TASK REQUIREMENTS
The records below must be written out exactly, with every picture left behind.

--- DATASET ---

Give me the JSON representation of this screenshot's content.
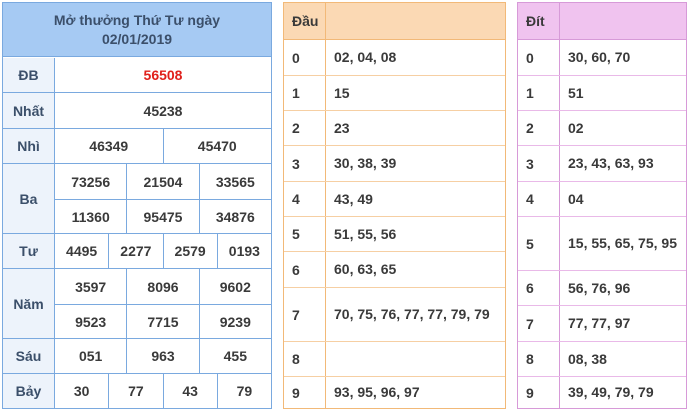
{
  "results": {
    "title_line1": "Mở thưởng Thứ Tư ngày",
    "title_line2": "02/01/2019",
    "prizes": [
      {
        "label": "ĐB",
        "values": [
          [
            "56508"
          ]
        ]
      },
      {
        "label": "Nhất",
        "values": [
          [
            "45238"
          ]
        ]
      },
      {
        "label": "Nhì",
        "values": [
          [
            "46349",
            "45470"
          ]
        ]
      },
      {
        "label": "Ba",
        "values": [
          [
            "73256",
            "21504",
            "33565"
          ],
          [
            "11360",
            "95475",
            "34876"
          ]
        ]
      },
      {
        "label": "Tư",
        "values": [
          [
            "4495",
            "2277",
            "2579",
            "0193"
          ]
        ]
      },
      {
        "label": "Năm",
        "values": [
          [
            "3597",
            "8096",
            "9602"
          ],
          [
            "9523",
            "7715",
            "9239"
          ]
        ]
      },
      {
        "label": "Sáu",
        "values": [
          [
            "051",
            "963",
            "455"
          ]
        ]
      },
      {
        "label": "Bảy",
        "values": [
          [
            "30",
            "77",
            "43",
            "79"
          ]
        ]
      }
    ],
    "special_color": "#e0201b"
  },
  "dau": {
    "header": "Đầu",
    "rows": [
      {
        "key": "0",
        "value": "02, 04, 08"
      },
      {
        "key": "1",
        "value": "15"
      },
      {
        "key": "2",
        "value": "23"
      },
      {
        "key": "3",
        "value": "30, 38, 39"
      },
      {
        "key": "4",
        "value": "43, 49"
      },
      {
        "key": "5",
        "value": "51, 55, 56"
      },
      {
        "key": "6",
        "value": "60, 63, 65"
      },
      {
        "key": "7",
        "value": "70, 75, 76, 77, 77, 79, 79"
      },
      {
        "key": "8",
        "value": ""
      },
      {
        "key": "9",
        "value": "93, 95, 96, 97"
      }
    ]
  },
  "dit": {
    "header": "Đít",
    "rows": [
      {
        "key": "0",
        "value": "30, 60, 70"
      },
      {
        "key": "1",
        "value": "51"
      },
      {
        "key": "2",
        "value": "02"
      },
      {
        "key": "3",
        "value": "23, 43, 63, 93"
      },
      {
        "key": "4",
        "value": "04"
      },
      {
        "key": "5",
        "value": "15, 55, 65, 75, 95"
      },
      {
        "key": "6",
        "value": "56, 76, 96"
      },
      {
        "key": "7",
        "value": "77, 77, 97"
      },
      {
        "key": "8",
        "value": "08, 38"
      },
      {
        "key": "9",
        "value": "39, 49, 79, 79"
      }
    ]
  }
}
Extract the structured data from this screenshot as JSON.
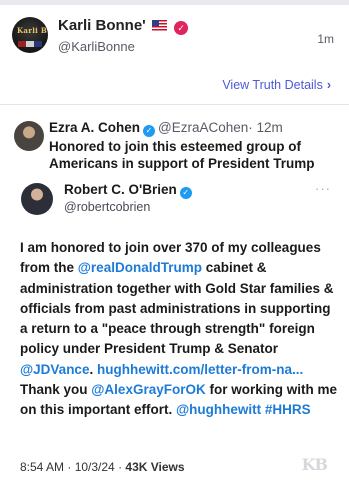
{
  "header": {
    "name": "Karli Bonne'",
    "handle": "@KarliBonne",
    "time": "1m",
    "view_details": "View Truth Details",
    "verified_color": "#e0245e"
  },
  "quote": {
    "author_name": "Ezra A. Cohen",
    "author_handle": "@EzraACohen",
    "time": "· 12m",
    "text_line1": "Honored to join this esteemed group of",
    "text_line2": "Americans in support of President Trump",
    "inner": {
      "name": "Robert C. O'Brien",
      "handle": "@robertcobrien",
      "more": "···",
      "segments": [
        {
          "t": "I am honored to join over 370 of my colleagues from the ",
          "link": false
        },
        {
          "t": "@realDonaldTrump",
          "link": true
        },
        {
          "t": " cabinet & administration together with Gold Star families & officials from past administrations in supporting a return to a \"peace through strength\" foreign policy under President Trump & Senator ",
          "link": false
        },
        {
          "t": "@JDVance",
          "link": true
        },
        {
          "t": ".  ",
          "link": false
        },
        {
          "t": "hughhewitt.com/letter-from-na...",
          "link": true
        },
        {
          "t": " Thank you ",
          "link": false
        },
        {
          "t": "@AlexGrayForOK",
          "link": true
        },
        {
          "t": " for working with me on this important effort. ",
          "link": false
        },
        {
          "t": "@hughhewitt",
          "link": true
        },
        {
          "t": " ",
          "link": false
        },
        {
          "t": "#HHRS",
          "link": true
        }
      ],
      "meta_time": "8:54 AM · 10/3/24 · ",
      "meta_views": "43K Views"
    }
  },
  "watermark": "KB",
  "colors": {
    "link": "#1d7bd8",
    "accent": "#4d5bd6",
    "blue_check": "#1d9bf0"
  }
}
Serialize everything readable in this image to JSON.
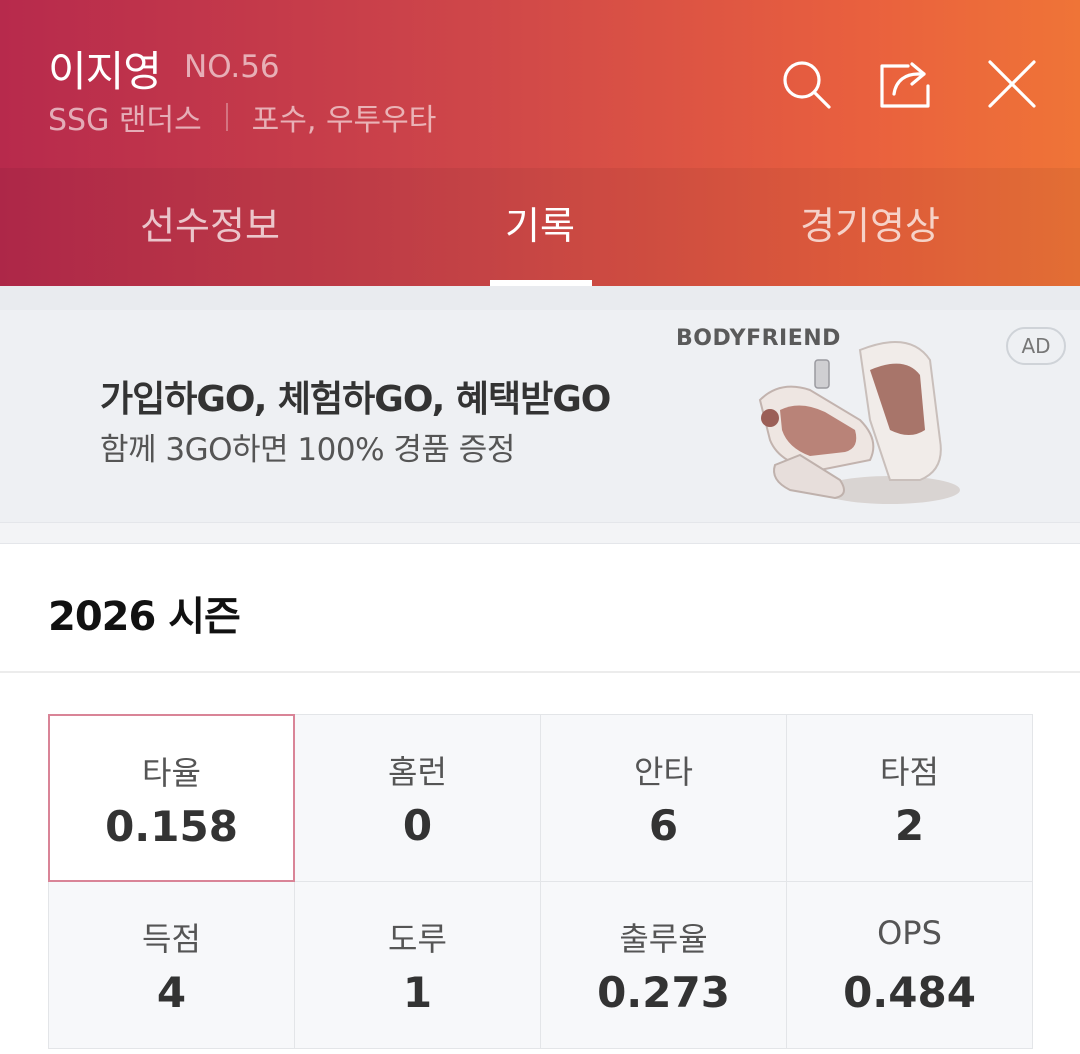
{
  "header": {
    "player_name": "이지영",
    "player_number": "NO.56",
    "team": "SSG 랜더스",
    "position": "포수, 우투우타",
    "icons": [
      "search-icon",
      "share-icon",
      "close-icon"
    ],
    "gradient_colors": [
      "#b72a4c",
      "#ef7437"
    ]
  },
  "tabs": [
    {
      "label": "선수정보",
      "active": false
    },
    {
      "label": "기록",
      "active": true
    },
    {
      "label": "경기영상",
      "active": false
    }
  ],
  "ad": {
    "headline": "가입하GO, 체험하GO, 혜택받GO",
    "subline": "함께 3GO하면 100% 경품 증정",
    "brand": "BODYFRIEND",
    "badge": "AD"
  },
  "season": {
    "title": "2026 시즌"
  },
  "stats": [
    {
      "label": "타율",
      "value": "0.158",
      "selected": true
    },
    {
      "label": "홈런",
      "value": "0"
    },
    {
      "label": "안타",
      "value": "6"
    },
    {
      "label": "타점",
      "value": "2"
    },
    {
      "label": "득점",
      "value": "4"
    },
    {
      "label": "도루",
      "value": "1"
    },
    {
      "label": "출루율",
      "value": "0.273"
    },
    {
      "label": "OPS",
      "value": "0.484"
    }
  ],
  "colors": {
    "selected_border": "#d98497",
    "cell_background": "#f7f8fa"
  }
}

---

ANSWER TO THIS EXERCISE
Give me the JSON representation of this screenshot's content.
{
  "results": {
    "title_line1": "Mở thưởng Thứ Tư ngày",
    "title_line2": "02/01/2019",
    "prizes": [
      {
        "label": "ĐB",
        "values": [
          [
            "56508"
          ]
        ]
      },
      {
        "label": "Nhất",
        "values": [
          [
            "45238"
          ]
        ]
      },
      {
        "label": "Nhì",
        "values": [
          [
            "46349",
            "45470"
          ]
        ]
      },
      {
        "label": "Ba",
        "values": [
          [
            "73256",
            "21504",
            "33565"
          ],
          [
            "11360",
            "95475",
            "34876"
          ]
        ]
      },
      {
        "label": "Tư",
        "values": [
          [
            "4495",
            "2277",
            "2579",
            "0193"
          ]
        ]
      },
      {
        "label": "Năm",
        "values": [
          [
            "3597",
            "8096",
            "9602"
          ],
          [
            "9523",
            "7715",
            "9239"
          ]
        ]
      },
      {
        "label": "Sáu",
        "values": [
          [
            "051",
            "963",
            "455"
          ]
        ]
      },
      {
        "label": "Bảy",
        "values": [
          [
            "30",
            "77",
            "43",
            "79"
          ]
        ]
      }
    ],
    "special_color": "#e0201b"
  },
  "dau": {
    "header": "Đầu",
    "rows": [
      {
        "key": "0",
        "value": "02, 04, 08"
      },
      {
        "key": "1",
        "value": "15"
      },
      {
        "key": "2",
        "value": "23"
      },
      {
        "key": "3",
        "value": "30, 38, 39"
      },
      {
        "key": "4",
        "value": "43, 49"
      },
      {
        "key": "5",
        "value": "51, 55, 56"
      },
      {
        "key": "6",
        "value": "60, 63, 65"
      },
      {
        "key": "7",
        "value": "70, 75, 76, 77, 77, 79, 79"
      },
      {
        "key": "8",
        "value": ""
      },
      {
        "key": "9",
        "value": "93, 95, 96, 97"
      }
    ]
  },
  "dit": {
    "header": "Đít",
    "rows": [
      {
        "key": "0",
        "value": "30, 60, 70"
      },
      {
        "key": "1",
        "value": "51"
      },
      {
        "key": "2",
        "value": "02"
      },
      {
        "key": "3",
        "value": "23, 43, 63, 93"
      },
      {
        "key": "4",
        "value": "04"
      },
      {
        "key": "5",
        "value": "15, 55, 65, 75, 95"
      },
      {
        "key": "6",
        "value": "56, 76, 96"
      },
      {
        "key": "7",
        "value": "77, 77, 97"
      },
      {
        "key": "8",
        "value": "08, 38"
      },
      {
        "key": "9",
        "value": "39, 49, 79, 79"
      }
    ]
  }
}
Extract the structured data from this screenshot as JSON.
{
  "header": {
    "name": "Karli Bonne'",
    "handle": "@KarliBonne",
    "time": "1m",
    "view_details": "View Truth Details",
    "verified_color": "#e0245e"
  },
  "quote": {
    "author_name": "Ezra A. Cohen",
    "author_handle": "@EzraACohen",
    "time": "· 12m",
    "text_line1": "Honored to join this esteemed group of",
    "text_line2": "Americans in support of President Trump",
    "inner": {
      "name": "Robert C. O'Brien",
      "handle": "@robertcobrien",
      "more": "···",
      "segments": [
        {
          "t": "I am honored to join over 370 of my colleagues from the ",
          "link": false
        },
        {
          "t": "@realDonaldTrump",
          "link": true
        },
        {
          "t": " cabinet & administration together with Gold Star families & officials from past administrations in supporting a return to a \"peace through strength\" foreign policy under President Trump & Senator ",
          "link": false
        },
        {
          "t": "@JDVance",
          "link": true
        },
        {
          "t": ".  ",
          "link": false
        },
        {
          "t": "hughhewitt.com/letter-from-na...",
          "link": true
        },
        {
          "t": " Thank you ",
          "link": false
        },
        {
          "t": "@AlexGrayForOK",
          "link": true
        },
        {
          "t": " for working with me on this important effort. ",
          "link": false
        },
        {
          "t": "@hughhewitt",
          "link": true
        },
        {
          "t": " ",
          "link": false
        },
        {
          "t": "#HHRS",
          "link": true
        }
      ],
      "meta_time": "8:54 AM · 10/3/24 · ",
      "meta_views": "43K Views"
    }
  },
  "watermark": "KB",
  "colors": {
    "link": "#1d7bd8",
    "accent": "#4d5bd6",
    "blue_check": "#1d9bf0"
  }
}
Serialize everything readable in this image to JSON.
{
  "header": {
    "player_name": "이지영",
    "player_number": "NO.56",
    "team": "SSG 랜더스",
    "position": "포수, 우투우타",
    "icons": [
      "search-icon",
      "share-icon",
      "close-icon"
    ],
    "gradient_colors": [
      "#b72a4c",
      "#ef7437"
    ]
  },
  "tabs": [
    {
      "label": "선수정보",
      "active": false
    },
    {
      "label": "기록",
      "active": true
    },
    {
      "label": "경기영상",
      "active": false
    }
  ],
  "ad": {
    "headline": "가입하GO, 체험하GO, 혜택받GO",
    "subline": "함께 3GO하면 100% 경품 증정",
    "brand": "BODYFRIEND",
    "badge": "AD"
  },
  "season": {
    "title": "2026 시즌"
  },
  "stats": [
    {
      "label": "타율",
      "value": "0.158",
      "selected": true
    },
    {
      "label": "홈런",
      "value": "0"
    },
    {
      "label": "안타",
      "value": "6"
    },
    {
      "label": "타점",
      "value": "2"
    },
    {
      "label": "득점",
      "value": "4"
    },
    {
      "label": "도루",
      "value": "1"
    },
    {
      "label": "출루율",
      "value": "0.273"
    },
    {
      "label": "OPS",
      "value": "0.484"
    }
  ],
  "colors": {
    "selected_border": "#d98497",
    "cell_background": "#f7f8fa"
  }
}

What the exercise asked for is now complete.